### STATED EXERCISE
Only a number is wanted here: the number of lines of the data that include "image".

*** EXERCISE INPUT ***

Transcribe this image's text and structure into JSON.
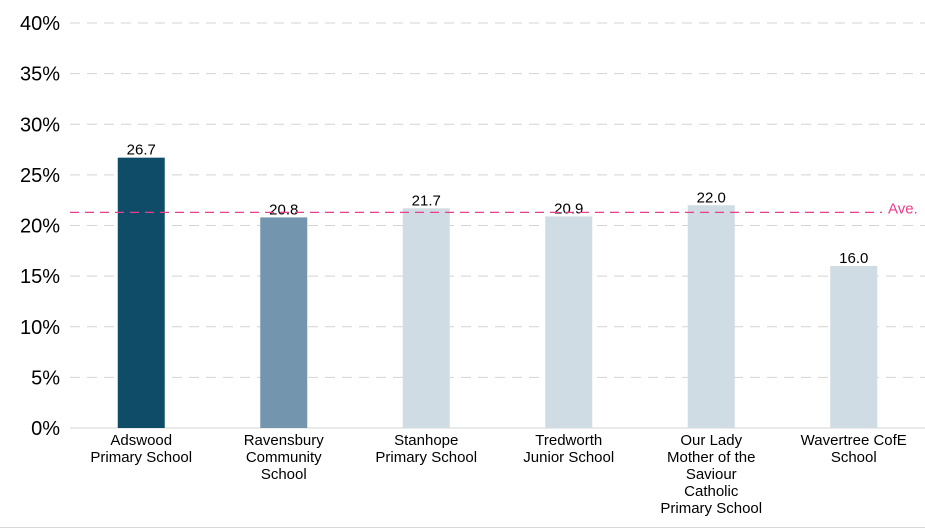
{
  "chart_data": {
    "type": "bar",
    "categories": [
      [
        "Adswood",
        "Primary School"
      ],
      [
        "Ravensbury",
        "Community",
        "School"
      ],
      [
        "Stanhope",
        "Primary School"
      ],
      [
        "Tredworth",
        "Junior School"
      ],
      [
        "Our Lady",
        "Mother of the",
        "Saviour",
        "Catholic",
        "Primary School"
      ],
      [
        "Wavertree CofE",
        "School"
      ]
    ],
    "values": [
      26.7,
      20.8,
      21.7,
      20.9,
      22.0,
      16.0
    ],
    "value_labels": [
      "26.7",
      "20.8",
      "21.7",
      "20.9",
      "22.0",
      "16.0"
    ],
    "bar_colors": [
      "#0f4c68",
      "#7395ad",
      "#d0dce4",
      "#d0dce4",
      "#d0dce4",
      "#d0dce4"
    ],
    "ylim": [
      0,
      40
    ],
    "yticks": [
      0,
      5,
      10,
      15,
      20,
      25,
      30,
      35,
      40
    ],
    "ytick_labels": [
      "0%",
      "5%",
      "10%",
      "15%",
      "20%",
      "25%",
      "30%",
      "35%",
      "40%"
    ],
    "reference_line": {
      "value": 21.3,
      "label": "Ave.",
      "color": "#e83e8c"
    },
    "grid": true,
    "title": "",
    "xlabel": "",
    "ylabel": ""
  }
}
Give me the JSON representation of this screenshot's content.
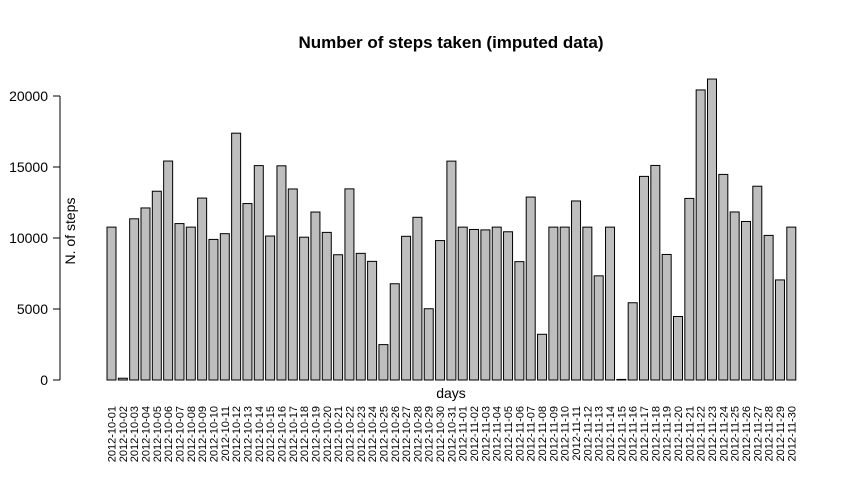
{
  "chart_data": {
    "type": "bar",
    "title": "Number of steps taken (imputed data)",
    "xlabel": "days",
    "ylabel": "N. of steps",
    "ylim": [
      0,
      20000
    ],
    "yticks": [
      0,
      5000,
      10000,
      15000,
      20000
    ],
    "ytick_labels": [
      "0",
      "5000",
      "10000",
      "15000",
      "20000"
    ],
    "grid": false,
    "bar_color": "#bebebe",
    "edge_color": "#000000",
    "categories": [
      "2012-10-01",
      "2012-10-02",
      "2012-10-03",
      "2012-10-04",
      "2012-10-05",
      "2012-10-06",
      "2012-10-07",
      "2012-10-08",
      "2012-10-09",
      "2012-10-10",
      "2012-10-11",
      "2012-10-12",
      "2012-10-13",
      "2012-10-14",
      "2012-10-15",
      "2012-10-16",
      "2012-10-17",
      "2012-10-18",
      "2012-10-19",
      "2012-10-20",
      "2012-10-21",
      "2012-10-22",
      "2012-10-23",
      "2012-10-24",
      "2012-10-25",
      "2012-10-26",
      "2012-10-27",
      "2012-10-28",
      "2012-10-29",
      "2012-10-30",
      "2012-10-31",
      "2012-11-01",
      "2012-11-02",
      "2012-11-03",
      "2012-11-04",
      "2012-11-05",
      "2012-11-06",
      "2012-11-07",
      "2012-11-08",
      "2012-11-09",
      "2012-11-10",
      "2012-11-11",
      "2012-11-12",
      "2012-11-13",
      "2012-11-14",
      "2012-11-15",
      "2012-11-16",
      "2012-11-17",
      "2012-11-18",
      "2012-11-19",
      "2012-11-20",
      "2012-11-21",
      "2012-11-22",
      "2012-11-23",
      "2012-11-24",
      "2012-11-25",
      "2012-11-26",
      "2012-11-27",
      "2012-11-28",
      "2012-11-29",
      "2012-11-30"
    ],
    "values": [
      10766,
      126,
      11352,
      12116,
      13294,
      15420,
      11015,
      10766,
      12811,
      9900,
      10304,
      17382,
      12426,
      15098,
      10139,
      15084,
      13452,
      10056,
      11829,
      10395,
      8821,
      13460,
      8918,
      8355,
      2492,
      6778,
      10119,
      11458,
      5018,
      9819,
      15414,
      10766,
      10600,
      10571,
      10766,
      10439,
      8334,
      12883,
      3219,
      10766,
      10766,
      12608,
      10765,
      7336,
      10766,
      41,
      5441,
      14339,
      15110,
      8841,
      4472,
      12787,
      20427,
      21194,
      14478,
      11834,
      11162,
      13646,
      10183,
      7047,
      10766
    ]
  }
}
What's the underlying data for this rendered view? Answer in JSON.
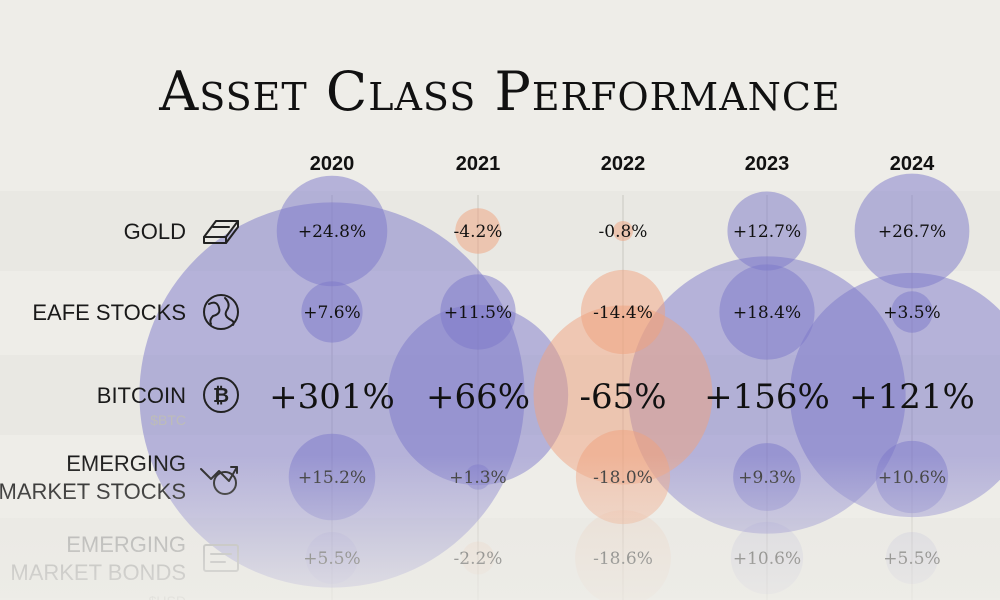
{
  "chart_data": {
    "type": "bubble-table",
    "title": "Asset Class Performance",
    "years": [
      "2020",
      "2021",
      "2022",
      "2023",
      "2024"
    ],
    "rows": [
      {
        "label_lines": [
          "GOLD"
        ],
        "sublabel": "",
        "icon": "gold-bars-icon",
        "labels": [
          "+24.8%",
          "-4.2%",
          "-0.8%",
          "+12.7%",
          "+26.7%"
        ],
        "values": [
          24.8,
          -4.2,
          -0.8,
          12.7,
          26.7
        ]
      },
      {
        "label_lines": [
          "EAFE STOCKS"
        ],
        "sublabel": "",
        "icon": "globe-icon",
        "labels": [
          "+7.6%",
          "+11.5%",
          "-14.4%",
          "+18.4%",
          "+3.5%"
        ],
        "values": [
          7.6,
          11.5,
          -14.4,
          18.4,
          3.5
        ]
      },
      {
        "label_lines": [
          "BITCOIN"
        ],
        "sublabel": "$BTC",
        "icon": "bitcoin-icon",
        "labels": [
          "+301%",
          "+66%",
          "-65%",
          "+156%",
          "+121%"
        ],
        "values": [
          301,
          66,
          -65,
          156,
          121
        ]
      },
      {
        "label_lines": [
          "EMERGING",
          "MARKET STOCKS"
        ],
        "sublabel": "",
        "icon": "growth-chart-icon",
        "labels": [
          "+15.2%",
          "+1.3%",
          "-18.0%",
          "+9.3%",
          "+10.6%"
        ],
        "values": [
          15.2,
          1.3,
          -18.0,
          9.3,
          10.6
        ]
      },
      {
        "label_lines": [
          "EMERGING",
          "MARKET BONDS"
        ],
        "sublabel": "$USD",
        "icon": "bond-certificate-icon",
        "labels": [
          "+5.5%",
          "-2.2%",
          "-18.6%",
          "+10.6%",
          "+5.5%"
        ],
        "values": [
          5.5,
          -2.2,
          -18.6,
          10.6,
          5.5
        ]
      }
    ]
  },
  "colors": {
    "positive": "#7b77c9",
    "negative": "#f0a27e",
    "background": "#eeede8",
    "text": "#111111",
    "label": "#1a1a1a",
    "faded_label": "#9a9a9a"
  }
}
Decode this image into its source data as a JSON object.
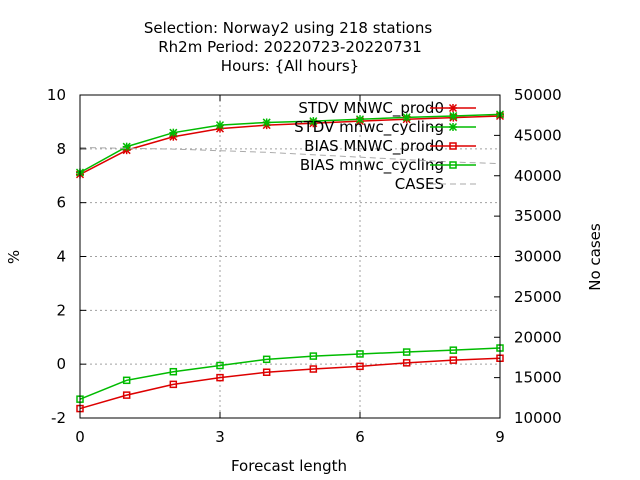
{
  "chart_data": {
    "type": "line",
    "title_lines": [
      "Selection: Norway2 using   218 stations",
      "Rh2m   Period: 20220723-20220731",
      "Hours: {All hours}"
    ],
    "xlabel": "Forecast length",
    "ylabel": "%",
    "y2label": "No cases",
    "xlim": [
      0,
      9
    ],
    "ylim": [
      -2,
      10
    ],
    "y2lim": [
      10000,
      50000
    ],
    "x_ticks": [
      0,
      3,
      6,
      9
    ],
    "y_ticks": [
      -2,
      0,
      2,
      4,
      6,
      8,
      10
    ],
    "y2_ticks": [
      10000,
      15000,
      20000,
      25000,
      30000,
      35000,
      40000,
      45000,
      50000
    ],
    "grid": true,
    "legend_position": "top-right",
    "x": [
      0,
      1,
      2,
      3,
      4,
      5,
      6,
      7,
      8,
      9
    ],
    "series": [
      {
        "name": "STDV MNWC_prod0",
        "axis": "y",
        "color": "#dd0000",
        "marker": "x-star",
        "values": [
          7.05,
          7.95,
          8.45,
          8.75,
          8.88,
          8.95,
          9.03,
          9.1,
          9.16,
          9.22
        ]
      },
      {
        "name": "STDV mnwc_cycling",
        "axis": "y",
        "color": "#00bb00",
        "marker": "x-star",
        "values": [
          7.12,
          8.08,
          8.6,
          8.88,
          8.98,
          9.03,
          9.1,
          9.17,
          9.22,
          9.28
        ]
      },
      {
        "name": "BIAS MNWC_prod0",
        "axis": "y",
        "color": "#dd0000",
        "marker": "square",
        "values": [
          -1.65,
          -1.15,
          -0.75,
          -0.5,
          -0.3,
          -0.18,
          -0.08,
          0.05,
          0.15,
          0.22
        ]
      },
      {
        "name": "BIAS mnwc_cycling",
        "axis": "y",
        "color": "#00bb00",
        "marker": "square",
        "values": [
          -1.3,
          -0.6,
          -0.28,
          -0.05,
          0.18,
          0.3,
          0.38,
          0.45,
          0.52,
          0.6
        ]
      },
      {
        "name": "CASES",
        "axis": "y2",
        "color": "#aaaaaa",
        "marker": "none",
        "dashed": true,
        "values": [
          43500,
          43400,
          43300,
          43100,
          42900,
          42600,
          42300,
          42000,
          41700,
          41500
        ]
      }
    ]
  }
}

***

### WRITTEN RESPONSE
2